## Task
In the listing that follows, how many lines contain the string "title"? Provide only the number.

[Records from a collection of figures]
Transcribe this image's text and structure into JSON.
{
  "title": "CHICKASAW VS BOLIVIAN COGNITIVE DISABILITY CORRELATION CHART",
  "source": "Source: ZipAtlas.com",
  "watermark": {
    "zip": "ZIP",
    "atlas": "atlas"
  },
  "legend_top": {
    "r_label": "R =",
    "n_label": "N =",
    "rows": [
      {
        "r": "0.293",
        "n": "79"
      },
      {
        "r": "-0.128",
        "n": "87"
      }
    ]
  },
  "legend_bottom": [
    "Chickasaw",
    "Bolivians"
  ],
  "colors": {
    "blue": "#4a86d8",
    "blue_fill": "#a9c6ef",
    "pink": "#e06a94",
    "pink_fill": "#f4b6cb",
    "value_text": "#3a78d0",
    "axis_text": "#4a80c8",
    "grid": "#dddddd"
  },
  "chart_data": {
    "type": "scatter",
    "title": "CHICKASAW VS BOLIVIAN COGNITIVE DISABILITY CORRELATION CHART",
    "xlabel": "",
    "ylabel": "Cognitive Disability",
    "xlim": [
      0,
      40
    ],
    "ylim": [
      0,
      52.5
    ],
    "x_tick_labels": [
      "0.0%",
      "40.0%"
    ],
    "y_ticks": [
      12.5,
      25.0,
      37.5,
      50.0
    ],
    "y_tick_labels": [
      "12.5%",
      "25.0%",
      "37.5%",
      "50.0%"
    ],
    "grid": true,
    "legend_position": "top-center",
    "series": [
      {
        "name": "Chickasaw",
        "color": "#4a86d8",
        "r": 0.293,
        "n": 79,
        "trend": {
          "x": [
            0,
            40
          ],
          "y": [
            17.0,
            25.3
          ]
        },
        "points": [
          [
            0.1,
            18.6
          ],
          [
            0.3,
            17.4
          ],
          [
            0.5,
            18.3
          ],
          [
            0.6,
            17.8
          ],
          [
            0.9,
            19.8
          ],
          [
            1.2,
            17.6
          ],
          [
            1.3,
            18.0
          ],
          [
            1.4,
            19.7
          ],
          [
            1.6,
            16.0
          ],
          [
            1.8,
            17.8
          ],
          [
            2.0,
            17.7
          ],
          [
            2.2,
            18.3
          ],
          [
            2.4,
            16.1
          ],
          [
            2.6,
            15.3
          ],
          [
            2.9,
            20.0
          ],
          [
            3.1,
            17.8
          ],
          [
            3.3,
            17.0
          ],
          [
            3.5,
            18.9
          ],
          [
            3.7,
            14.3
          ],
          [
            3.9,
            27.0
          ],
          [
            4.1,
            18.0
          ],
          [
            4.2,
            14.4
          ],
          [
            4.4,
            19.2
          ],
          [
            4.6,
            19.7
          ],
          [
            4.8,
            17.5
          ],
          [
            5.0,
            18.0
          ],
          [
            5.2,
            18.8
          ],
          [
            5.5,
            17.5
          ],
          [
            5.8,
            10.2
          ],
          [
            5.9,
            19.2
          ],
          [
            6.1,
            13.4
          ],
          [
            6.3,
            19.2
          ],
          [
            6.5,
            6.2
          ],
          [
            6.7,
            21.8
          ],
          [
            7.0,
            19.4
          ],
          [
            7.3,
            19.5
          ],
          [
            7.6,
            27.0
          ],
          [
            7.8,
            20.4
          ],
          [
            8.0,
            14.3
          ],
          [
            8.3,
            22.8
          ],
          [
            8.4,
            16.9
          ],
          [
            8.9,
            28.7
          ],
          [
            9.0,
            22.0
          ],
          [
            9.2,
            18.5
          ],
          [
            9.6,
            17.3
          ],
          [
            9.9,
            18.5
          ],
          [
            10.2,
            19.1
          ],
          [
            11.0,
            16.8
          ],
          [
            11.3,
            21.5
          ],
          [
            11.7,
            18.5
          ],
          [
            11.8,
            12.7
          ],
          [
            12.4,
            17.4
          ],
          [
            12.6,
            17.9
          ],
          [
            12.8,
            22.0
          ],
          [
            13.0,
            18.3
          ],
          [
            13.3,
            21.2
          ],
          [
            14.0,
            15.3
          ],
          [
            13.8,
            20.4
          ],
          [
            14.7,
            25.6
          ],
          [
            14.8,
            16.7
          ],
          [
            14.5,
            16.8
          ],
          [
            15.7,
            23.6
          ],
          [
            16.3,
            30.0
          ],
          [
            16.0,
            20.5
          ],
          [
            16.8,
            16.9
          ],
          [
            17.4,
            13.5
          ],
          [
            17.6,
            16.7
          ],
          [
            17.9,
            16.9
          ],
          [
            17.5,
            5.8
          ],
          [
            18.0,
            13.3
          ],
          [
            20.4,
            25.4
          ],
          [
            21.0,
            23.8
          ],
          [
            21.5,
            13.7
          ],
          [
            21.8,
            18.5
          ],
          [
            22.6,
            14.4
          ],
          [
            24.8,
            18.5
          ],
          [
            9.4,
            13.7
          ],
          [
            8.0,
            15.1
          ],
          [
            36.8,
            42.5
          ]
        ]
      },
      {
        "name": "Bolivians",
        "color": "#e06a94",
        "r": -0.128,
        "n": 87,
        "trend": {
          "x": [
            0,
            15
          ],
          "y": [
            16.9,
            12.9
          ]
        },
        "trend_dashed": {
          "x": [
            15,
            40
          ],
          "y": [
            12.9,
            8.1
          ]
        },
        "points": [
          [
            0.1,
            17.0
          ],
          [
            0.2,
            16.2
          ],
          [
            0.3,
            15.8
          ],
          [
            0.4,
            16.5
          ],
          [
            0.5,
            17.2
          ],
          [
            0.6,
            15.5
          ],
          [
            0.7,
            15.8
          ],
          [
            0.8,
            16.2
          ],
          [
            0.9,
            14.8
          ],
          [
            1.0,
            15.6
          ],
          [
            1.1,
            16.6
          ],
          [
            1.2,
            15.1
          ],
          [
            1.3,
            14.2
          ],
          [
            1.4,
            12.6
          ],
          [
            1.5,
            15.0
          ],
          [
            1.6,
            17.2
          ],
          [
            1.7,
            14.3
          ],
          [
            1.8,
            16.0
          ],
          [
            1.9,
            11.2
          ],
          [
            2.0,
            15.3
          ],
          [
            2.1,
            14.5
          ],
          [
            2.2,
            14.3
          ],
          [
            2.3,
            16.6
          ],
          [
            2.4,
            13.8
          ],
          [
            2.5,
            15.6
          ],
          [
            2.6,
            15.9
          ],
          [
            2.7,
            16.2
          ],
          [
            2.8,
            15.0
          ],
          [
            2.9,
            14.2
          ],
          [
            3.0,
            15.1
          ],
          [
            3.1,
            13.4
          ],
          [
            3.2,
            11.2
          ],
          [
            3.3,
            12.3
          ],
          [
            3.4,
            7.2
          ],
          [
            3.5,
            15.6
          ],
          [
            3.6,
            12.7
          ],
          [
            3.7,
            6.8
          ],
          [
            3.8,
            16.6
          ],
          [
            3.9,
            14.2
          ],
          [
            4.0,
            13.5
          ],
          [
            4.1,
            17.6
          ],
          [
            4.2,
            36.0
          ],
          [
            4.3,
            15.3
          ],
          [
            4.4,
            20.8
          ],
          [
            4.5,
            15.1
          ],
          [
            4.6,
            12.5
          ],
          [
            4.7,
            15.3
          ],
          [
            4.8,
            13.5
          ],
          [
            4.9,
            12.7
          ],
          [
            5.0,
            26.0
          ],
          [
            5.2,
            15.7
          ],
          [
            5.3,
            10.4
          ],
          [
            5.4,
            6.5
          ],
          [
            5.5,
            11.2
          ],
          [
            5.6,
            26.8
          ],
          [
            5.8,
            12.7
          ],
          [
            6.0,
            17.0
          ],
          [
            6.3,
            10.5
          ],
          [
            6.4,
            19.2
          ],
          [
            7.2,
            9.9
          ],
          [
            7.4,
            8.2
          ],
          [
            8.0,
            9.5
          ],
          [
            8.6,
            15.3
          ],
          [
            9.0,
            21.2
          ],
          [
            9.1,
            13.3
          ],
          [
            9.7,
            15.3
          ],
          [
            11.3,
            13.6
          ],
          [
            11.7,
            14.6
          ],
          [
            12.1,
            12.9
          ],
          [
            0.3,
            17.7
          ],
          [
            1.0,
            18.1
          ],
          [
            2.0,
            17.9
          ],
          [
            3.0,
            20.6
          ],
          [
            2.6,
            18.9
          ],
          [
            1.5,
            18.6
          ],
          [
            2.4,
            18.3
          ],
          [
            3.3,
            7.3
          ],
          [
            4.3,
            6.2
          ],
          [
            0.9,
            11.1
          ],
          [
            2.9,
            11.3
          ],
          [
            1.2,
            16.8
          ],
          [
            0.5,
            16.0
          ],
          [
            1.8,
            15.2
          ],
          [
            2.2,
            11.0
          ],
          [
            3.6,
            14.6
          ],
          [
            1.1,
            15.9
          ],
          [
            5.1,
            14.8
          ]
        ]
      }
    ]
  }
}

## Solution for this problem
2